Texte fourni:
□ □ □
Se confronter à la musique de Repo Man, c’est prendre un chemin sans connaître la destination, plonger dans des eaux tumultueuses sans brevet de natation, vouloir construire un meuble Ikea sans mode d’emploi. Le troisième album du groupe de Bristol n’échappe pas à la règle. Quatre ans après Minesweeping, I Can Live With It If You Can, Son marque le retour d’un groupe toujours aussi insaisissable et passionnant. Ce n’est pas un produit de consommation courante. Pas de risque qu’il soit dévalisé en premier. Il faut du temps pour l’appréhender, l’amadouer, que ces bienfaits se diluent dans vos esprits qui aiment les réponses claires et rassurantes. La vérité est toujours plus grise. En ce qui concerne Repo Man, elle gardera son aura mystérieuse.
Une musique qui raconte des histoires incompréhensibles. Pas de paroles écrites. Pas d’explication de texte. Seule indication, ce titre d’album qui dit beaucoup sans vraiment signifier quelque chose et la photo intérieure avec le tag Your future, your past, everything you never had = a dad suggérant des intrigues intimes et des relations difficiles ou inexistantes. Dans le rôle du conteur ou plus exactement du prédicateur fou, le dénommé Bojak qui donne le ton. Les années ne l’apaisent pas. Son flot est quasi continu, comme lancé dans un long monologue défiant les lois de la logique, de l’apesanteur et de la ponctuation. Il est animé par une énergie intérieure surprenante, se débattant dans son monde peuplé de personnages et de pensées que lui seul comprend. Son cerveau va exploser un jour, c’est certain. Même sur la photo de groupe, il semble parlé et agité.
□ □ □
Matériel fourni:
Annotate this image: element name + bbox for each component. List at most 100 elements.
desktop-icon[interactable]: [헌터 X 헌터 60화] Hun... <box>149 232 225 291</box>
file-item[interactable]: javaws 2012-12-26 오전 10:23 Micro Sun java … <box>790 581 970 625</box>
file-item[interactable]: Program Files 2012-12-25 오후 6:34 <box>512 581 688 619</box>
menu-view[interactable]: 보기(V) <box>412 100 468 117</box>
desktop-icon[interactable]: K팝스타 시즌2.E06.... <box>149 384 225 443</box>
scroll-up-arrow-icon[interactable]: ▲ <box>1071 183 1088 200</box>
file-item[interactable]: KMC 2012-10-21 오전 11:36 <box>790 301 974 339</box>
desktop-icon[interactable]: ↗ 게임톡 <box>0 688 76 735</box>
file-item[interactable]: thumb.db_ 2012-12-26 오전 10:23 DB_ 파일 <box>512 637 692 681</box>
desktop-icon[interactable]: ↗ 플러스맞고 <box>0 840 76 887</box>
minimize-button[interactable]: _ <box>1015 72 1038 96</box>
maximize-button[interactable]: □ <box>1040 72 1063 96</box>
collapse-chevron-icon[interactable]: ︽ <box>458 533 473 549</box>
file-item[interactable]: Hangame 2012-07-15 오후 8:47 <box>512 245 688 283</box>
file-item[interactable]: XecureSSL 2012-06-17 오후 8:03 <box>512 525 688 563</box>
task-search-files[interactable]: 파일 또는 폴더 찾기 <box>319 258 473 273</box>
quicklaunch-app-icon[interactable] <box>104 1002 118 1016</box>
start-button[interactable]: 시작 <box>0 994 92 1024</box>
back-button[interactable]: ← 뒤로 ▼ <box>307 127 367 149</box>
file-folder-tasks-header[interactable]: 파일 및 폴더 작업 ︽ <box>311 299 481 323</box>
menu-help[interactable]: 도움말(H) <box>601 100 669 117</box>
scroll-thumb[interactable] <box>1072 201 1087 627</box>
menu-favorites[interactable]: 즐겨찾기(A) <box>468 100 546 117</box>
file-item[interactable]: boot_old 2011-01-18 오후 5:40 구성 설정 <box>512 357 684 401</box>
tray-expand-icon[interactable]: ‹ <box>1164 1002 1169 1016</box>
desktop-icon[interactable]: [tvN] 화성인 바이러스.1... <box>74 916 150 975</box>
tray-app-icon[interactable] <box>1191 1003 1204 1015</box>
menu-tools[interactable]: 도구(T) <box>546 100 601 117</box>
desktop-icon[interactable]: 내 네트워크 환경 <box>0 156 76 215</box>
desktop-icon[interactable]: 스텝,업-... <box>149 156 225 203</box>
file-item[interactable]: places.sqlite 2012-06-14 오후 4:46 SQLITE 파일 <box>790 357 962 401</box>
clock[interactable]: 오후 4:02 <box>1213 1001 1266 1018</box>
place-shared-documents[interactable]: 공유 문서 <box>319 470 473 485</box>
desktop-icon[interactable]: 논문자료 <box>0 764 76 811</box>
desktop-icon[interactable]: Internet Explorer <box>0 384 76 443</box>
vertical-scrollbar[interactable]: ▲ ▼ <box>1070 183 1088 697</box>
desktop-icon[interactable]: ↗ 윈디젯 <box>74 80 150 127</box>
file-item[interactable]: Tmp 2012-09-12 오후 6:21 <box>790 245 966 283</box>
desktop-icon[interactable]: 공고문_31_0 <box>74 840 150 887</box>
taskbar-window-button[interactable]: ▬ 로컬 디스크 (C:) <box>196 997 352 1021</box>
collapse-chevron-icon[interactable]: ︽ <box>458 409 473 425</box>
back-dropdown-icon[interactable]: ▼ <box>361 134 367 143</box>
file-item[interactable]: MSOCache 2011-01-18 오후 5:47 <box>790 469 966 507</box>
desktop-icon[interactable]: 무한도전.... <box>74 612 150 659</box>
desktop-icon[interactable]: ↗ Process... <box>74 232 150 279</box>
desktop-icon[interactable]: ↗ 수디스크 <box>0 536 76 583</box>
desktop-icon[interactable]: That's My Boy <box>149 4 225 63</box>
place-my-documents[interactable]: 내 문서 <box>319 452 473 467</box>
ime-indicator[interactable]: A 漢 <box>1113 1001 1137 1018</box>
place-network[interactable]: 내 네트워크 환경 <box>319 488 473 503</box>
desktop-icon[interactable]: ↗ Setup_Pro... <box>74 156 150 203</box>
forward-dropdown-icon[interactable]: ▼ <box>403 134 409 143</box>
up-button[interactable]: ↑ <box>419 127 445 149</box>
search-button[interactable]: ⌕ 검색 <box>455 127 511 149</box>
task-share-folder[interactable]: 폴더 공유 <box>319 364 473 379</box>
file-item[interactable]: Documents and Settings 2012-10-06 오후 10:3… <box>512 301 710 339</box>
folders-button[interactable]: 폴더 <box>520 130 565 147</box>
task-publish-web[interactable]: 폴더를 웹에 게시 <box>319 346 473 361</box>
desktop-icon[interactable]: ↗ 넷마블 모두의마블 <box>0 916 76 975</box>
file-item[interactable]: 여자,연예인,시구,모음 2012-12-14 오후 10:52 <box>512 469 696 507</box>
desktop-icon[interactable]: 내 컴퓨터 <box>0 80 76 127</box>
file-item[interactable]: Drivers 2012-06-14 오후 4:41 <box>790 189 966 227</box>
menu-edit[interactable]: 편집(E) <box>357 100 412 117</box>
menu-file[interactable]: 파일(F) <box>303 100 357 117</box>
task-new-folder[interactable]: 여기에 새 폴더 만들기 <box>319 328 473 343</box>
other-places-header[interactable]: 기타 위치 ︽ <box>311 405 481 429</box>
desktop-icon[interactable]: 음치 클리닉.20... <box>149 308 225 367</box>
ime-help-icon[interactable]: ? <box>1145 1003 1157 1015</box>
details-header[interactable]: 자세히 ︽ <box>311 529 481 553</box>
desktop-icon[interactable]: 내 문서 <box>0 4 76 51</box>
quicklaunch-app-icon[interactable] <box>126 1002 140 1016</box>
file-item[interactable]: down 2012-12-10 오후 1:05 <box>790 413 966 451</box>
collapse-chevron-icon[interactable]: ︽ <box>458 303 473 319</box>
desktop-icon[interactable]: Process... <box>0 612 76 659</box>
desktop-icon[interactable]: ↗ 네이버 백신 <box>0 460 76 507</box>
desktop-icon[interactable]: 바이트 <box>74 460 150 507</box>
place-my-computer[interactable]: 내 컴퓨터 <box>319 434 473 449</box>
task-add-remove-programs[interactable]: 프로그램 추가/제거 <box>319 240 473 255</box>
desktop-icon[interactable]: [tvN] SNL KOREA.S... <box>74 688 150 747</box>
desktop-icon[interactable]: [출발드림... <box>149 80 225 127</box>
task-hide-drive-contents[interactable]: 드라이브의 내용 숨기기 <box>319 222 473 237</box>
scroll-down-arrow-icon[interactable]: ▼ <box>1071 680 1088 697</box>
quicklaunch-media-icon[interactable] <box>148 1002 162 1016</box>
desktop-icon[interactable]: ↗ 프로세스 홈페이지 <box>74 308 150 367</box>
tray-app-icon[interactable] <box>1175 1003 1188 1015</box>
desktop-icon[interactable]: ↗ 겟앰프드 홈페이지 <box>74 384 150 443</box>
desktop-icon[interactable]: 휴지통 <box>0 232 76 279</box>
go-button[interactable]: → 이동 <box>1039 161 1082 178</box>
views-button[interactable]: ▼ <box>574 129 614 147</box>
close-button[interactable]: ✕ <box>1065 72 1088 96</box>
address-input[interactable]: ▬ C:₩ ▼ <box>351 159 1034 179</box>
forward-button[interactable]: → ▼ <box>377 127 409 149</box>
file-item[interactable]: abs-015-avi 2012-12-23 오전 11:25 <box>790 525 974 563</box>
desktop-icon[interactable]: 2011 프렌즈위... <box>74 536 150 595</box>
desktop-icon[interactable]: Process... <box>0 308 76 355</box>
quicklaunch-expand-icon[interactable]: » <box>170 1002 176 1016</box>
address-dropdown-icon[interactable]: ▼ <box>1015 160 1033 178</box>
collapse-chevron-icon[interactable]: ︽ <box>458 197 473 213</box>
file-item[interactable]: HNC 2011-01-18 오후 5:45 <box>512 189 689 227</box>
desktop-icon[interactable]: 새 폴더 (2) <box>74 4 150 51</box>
□ □ □
Exercices:
A: D'après le texte fourni, combien de temps après Minesweeping le troisième album de Repo Man paraît-il ?
B: Retapez, s'il vous plaît, un passage du texte fourni : commencez aux mots « Se confronter à » et arrêtez-vous après « son aura mystérieuse. ».

Réponses fournies:
A: Il paraît quatre ans après Minesweeping.

B:
Se confronter à la musique de Repo Man, c’est prendre un chemin sans connaître la destination, plonger dans des eaux tumultueuses sans brevet de natation, vouloir construire un meuble Ikea sans mode d’emploi. Le troisième album du groupe de Bristol n’échappe pas à la règle. Quatre ans après Minesweeping, I Can Live With It If You Can, Son marque le retour d’un groupe toujours aussi insaisissable et passionnant. Ce n’est pas un produit de consommation courante. Pas de risque qu’il soit dévalisé en premier. Il faut du temps pour l’appréhender, l’amadouer, que ces bienfaits se diluent dans vos esprits qui aiment les réponses claires et rassurantes. La vérité est toujours plus grise. En ce qui concerne Repo Man, elle gardera son aura mystérieuse.